BRIEF: Extract each line holding the word "Краснодарский" from the entries.

Items from a dataset:
----------

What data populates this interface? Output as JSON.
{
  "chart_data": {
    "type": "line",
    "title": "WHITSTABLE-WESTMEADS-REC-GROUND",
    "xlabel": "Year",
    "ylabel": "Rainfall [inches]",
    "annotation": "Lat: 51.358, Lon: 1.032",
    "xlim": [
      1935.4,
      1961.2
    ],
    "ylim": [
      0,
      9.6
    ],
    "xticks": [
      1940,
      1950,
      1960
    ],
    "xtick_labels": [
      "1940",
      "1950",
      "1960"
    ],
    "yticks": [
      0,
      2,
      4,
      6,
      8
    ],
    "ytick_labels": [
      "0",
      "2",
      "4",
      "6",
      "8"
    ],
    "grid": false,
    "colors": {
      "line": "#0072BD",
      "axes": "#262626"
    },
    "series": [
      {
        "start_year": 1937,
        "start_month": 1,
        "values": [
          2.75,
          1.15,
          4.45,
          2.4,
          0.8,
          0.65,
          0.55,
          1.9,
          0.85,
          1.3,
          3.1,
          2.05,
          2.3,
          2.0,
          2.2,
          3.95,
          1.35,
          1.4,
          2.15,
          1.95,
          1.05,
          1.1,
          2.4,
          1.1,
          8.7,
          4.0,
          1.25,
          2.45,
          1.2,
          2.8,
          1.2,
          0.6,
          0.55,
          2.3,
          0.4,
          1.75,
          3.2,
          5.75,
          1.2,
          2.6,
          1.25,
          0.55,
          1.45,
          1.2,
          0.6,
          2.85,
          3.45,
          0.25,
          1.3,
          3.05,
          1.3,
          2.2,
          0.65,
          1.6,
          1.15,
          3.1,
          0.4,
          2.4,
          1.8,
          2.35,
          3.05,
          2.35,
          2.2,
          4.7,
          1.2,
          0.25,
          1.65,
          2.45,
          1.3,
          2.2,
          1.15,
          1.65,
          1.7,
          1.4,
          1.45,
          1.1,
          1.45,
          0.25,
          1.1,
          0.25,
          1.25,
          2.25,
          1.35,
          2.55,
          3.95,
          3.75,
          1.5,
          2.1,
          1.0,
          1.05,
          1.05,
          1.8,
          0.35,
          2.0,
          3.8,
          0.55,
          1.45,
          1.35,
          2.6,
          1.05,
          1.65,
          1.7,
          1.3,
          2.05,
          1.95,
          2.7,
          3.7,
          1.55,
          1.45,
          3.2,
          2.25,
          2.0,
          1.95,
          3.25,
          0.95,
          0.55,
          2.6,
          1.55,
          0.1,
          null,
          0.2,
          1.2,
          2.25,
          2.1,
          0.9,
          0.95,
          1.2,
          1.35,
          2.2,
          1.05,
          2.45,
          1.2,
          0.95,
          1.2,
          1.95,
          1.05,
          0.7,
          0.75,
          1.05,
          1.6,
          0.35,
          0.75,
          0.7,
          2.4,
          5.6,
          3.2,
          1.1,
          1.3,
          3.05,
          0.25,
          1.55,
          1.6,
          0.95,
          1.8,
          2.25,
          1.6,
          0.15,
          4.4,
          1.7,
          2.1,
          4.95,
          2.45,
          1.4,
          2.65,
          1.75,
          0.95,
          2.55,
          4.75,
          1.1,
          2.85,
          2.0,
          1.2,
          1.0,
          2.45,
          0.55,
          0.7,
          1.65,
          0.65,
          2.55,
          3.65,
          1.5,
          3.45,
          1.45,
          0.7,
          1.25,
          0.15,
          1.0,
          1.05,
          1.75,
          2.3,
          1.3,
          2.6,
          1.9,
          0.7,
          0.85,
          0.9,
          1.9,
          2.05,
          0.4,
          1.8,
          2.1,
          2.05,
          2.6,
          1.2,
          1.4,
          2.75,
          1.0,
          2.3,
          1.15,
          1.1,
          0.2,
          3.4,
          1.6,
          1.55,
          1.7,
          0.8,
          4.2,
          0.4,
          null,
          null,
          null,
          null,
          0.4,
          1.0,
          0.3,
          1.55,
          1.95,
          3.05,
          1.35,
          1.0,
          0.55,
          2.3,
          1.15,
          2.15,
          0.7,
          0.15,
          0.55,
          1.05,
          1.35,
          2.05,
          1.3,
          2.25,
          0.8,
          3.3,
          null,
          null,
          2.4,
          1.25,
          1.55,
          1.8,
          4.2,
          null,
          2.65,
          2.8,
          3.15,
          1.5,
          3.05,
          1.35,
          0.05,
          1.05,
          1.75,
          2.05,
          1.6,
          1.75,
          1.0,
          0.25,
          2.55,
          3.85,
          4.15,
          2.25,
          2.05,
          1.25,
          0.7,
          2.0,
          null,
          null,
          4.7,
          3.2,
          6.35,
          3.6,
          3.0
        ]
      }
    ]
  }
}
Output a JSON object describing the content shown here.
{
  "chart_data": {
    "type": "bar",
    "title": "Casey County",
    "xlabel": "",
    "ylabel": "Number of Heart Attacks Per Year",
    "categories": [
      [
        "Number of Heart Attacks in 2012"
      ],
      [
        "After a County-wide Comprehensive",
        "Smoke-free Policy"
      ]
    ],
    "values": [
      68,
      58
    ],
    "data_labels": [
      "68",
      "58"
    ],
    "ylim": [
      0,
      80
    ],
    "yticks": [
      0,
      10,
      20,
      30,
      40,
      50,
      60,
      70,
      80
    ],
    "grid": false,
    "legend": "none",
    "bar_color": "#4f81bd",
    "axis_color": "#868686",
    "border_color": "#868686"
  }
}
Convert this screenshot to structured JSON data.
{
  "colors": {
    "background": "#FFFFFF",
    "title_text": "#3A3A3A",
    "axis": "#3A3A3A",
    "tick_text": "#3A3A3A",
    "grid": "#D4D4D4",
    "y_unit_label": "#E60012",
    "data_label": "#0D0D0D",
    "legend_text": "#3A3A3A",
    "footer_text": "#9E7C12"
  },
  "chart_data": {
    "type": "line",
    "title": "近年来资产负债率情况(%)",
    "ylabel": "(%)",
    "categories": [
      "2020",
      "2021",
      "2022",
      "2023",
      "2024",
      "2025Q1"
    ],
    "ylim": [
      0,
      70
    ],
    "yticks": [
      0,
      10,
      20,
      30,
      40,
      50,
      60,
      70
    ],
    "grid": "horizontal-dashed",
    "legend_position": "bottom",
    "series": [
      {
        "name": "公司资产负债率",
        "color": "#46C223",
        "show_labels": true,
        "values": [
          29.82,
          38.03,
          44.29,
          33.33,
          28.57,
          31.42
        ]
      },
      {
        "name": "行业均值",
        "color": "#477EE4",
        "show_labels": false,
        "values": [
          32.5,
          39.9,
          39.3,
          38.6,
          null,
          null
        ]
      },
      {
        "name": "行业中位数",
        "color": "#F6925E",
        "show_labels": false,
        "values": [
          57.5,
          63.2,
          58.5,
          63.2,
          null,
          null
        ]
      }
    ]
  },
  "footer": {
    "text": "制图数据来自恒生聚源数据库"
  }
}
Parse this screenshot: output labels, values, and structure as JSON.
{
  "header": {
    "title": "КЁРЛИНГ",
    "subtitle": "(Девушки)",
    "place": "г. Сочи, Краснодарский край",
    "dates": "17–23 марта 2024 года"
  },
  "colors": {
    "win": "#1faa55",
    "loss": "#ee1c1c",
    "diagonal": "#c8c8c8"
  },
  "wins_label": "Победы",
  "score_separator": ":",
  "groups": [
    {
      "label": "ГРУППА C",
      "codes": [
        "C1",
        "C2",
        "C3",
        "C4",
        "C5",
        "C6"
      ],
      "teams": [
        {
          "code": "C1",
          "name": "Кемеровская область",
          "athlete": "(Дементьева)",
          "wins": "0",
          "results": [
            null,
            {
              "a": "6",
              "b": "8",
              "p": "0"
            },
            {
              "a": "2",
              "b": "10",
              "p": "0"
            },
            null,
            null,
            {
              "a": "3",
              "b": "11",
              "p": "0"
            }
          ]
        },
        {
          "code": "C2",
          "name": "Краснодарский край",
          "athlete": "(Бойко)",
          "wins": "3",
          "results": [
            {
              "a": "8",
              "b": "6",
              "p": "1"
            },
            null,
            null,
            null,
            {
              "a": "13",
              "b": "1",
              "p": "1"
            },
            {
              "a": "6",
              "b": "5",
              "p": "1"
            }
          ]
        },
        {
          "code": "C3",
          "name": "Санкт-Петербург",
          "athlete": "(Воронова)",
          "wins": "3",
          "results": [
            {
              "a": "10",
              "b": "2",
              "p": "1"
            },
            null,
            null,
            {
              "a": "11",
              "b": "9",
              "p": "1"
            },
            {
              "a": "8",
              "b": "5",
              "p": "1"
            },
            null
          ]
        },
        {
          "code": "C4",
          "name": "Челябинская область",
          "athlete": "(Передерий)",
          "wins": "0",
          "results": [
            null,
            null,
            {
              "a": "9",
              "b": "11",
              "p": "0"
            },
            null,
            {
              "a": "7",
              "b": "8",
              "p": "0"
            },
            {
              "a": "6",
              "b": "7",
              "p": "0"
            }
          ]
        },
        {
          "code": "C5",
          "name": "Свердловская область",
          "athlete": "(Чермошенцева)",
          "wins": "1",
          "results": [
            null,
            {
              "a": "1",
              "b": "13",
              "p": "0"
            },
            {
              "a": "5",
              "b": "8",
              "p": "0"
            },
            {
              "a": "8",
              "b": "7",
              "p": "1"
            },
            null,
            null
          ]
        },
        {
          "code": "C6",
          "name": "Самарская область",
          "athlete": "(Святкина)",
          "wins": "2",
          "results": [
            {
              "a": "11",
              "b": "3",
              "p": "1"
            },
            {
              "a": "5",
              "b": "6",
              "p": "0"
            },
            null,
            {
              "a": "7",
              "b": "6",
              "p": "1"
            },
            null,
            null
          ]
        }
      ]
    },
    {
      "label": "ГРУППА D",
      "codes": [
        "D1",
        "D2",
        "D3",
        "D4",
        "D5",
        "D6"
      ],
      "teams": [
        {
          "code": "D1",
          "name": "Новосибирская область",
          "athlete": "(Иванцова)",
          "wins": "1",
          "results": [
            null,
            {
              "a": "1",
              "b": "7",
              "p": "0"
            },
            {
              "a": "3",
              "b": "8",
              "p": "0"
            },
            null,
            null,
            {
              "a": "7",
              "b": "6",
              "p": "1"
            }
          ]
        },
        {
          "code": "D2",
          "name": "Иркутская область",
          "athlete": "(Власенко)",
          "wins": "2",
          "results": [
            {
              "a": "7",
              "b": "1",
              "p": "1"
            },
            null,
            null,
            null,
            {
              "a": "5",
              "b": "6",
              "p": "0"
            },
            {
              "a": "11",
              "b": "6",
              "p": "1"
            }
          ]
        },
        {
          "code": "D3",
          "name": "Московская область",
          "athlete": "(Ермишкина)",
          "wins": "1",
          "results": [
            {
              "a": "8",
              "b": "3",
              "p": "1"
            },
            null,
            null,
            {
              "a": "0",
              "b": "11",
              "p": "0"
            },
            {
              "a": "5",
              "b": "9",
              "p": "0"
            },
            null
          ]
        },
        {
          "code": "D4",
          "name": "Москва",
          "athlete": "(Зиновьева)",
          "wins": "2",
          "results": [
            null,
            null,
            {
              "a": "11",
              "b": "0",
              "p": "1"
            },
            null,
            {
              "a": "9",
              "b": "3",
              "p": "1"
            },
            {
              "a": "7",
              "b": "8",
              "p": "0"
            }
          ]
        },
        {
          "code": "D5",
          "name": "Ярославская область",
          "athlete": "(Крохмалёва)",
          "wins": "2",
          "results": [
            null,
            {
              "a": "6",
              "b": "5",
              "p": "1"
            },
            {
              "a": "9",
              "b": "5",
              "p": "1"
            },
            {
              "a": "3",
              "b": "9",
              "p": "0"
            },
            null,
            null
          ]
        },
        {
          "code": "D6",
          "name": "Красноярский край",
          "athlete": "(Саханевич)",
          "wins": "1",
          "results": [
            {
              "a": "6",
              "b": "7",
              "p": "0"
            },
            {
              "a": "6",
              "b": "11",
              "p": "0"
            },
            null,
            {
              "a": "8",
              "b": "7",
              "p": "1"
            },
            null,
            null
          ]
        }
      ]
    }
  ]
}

----------

SOLUTION FOR THIS PROBLEM:
    "place": "г. Сочи, Краснодарский край",
          "name": "Краснодарский край",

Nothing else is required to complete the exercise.